──────── Data to use

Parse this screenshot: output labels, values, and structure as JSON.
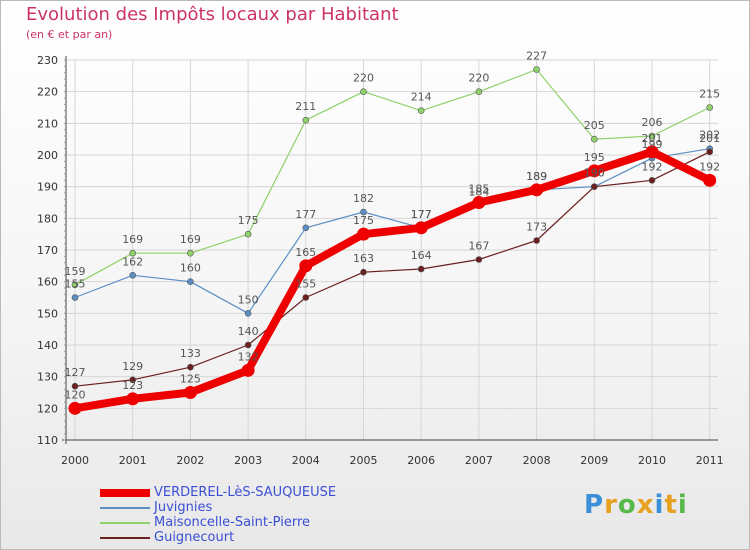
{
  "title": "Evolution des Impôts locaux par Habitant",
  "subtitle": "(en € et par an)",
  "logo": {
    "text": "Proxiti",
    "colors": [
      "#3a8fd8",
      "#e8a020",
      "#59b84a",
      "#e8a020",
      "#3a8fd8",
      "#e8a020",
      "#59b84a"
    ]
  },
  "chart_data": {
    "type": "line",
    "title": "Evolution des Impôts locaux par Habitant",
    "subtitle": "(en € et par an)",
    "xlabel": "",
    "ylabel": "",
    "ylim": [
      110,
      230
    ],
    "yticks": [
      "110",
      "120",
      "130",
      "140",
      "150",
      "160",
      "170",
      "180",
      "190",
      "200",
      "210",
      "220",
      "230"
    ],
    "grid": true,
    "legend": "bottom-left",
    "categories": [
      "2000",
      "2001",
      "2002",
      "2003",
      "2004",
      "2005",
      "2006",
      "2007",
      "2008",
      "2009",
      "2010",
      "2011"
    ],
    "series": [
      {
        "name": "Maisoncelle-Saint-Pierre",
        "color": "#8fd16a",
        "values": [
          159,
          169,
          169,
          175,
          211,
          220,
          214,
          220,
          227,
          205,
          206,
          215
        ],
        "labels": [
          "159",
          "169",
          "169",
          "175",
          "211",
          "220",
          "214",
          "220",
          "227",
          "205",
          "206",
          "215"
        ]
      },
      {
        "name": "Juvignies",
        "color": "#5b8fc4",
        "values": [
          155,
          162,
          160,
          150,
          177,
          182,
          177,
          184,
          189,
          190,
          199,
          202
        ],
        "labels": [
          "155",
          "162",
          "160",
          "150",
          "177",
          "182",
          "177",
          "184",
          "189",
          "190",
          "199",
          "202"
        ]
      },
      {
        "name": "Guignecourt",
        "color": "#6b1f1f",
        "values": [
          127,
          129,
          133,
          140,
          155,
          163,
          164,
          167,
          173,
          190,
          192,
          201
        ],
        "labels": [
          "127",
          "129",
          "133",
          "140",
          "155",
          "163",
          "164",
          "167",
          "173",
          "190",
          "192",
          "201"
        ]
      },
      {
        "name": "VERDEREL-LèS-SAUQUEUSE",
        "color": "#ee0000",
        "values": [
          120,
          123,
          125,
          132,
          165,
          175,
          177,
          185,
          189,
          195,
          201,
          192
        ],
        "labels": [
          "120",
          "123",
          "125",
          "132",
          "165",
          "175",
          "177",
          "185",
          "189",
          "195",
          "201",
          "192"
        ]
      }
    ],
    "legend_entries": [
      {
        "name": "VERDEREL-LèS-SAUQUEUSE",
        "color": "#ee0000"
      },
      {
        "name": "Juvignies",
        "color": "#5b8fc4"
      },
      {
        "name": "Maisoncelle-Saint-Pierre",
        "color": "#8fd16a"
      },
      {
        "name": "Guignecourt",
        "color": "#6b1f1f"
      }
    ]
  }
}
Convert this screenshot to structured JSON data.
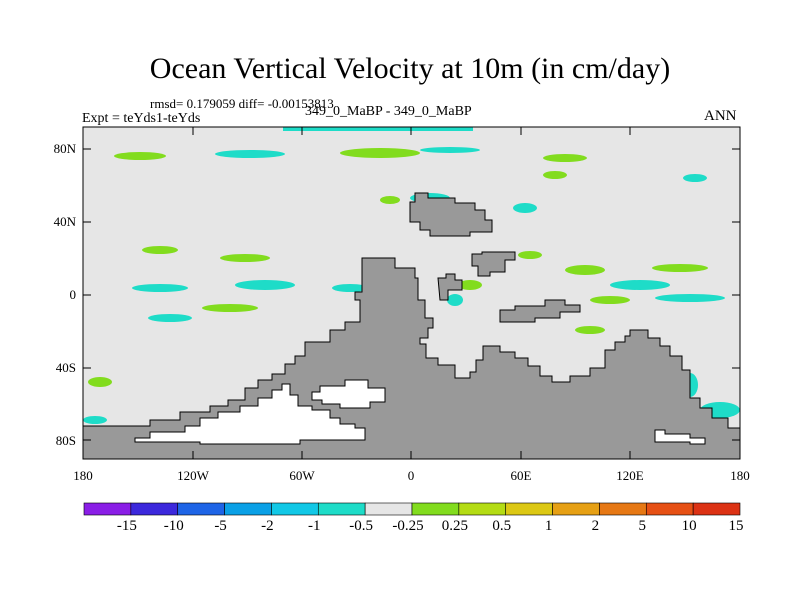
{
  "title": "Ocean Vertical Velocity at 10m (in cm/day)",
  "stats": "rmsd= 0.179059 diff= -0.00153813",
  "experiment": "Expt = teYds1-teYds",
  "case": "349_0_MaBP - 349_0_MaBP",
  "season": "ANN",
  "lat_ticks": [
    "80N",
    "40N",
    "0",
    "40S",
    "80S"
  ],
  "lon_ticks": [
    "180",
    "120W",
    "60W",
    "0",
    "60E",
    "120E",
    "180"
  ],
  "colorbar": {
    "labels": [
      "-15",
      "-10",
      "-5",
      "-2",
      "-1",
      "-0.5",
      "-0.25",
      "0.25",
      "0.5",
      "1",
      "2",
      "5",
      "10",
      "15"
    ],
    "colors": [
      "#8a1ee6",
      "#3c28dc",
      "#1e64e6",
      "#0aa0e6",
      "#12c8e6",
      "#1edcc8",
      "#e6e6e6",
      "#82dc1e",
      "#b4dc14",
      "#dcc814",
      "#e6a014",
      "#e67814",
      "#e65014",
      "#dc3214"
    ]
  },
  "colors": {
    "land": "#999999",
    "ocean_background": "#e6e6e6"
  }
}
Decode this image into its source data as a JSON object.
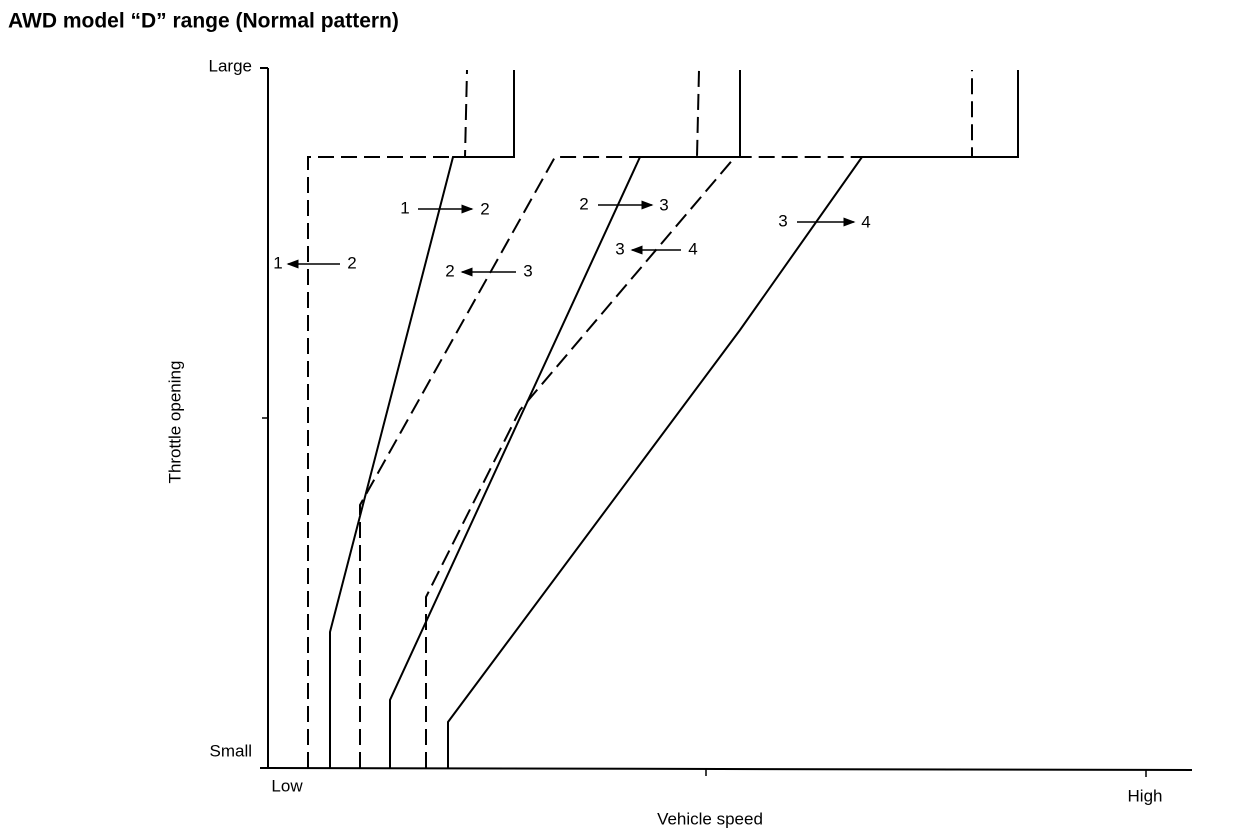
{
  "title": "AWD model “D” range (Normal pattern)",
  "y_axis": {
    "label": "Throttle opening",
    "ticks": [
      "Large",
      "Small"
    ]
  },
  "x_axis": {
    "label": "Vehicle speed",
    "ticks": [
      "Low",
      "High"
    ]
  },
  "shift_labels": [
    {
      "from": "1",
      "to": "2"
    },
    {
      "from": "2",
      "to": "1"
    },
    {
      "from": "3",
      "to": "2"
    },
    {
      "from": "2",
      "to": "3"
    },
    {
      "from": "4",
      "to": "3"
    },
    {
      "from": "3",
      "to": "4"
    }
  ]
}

────────────────

Locate the lines above that contain "Impôts" and copy them.

  "title": "Evolution des Impôts locaux par Habitant",
    "title": "Evolution des Impôts locaux par Habitant",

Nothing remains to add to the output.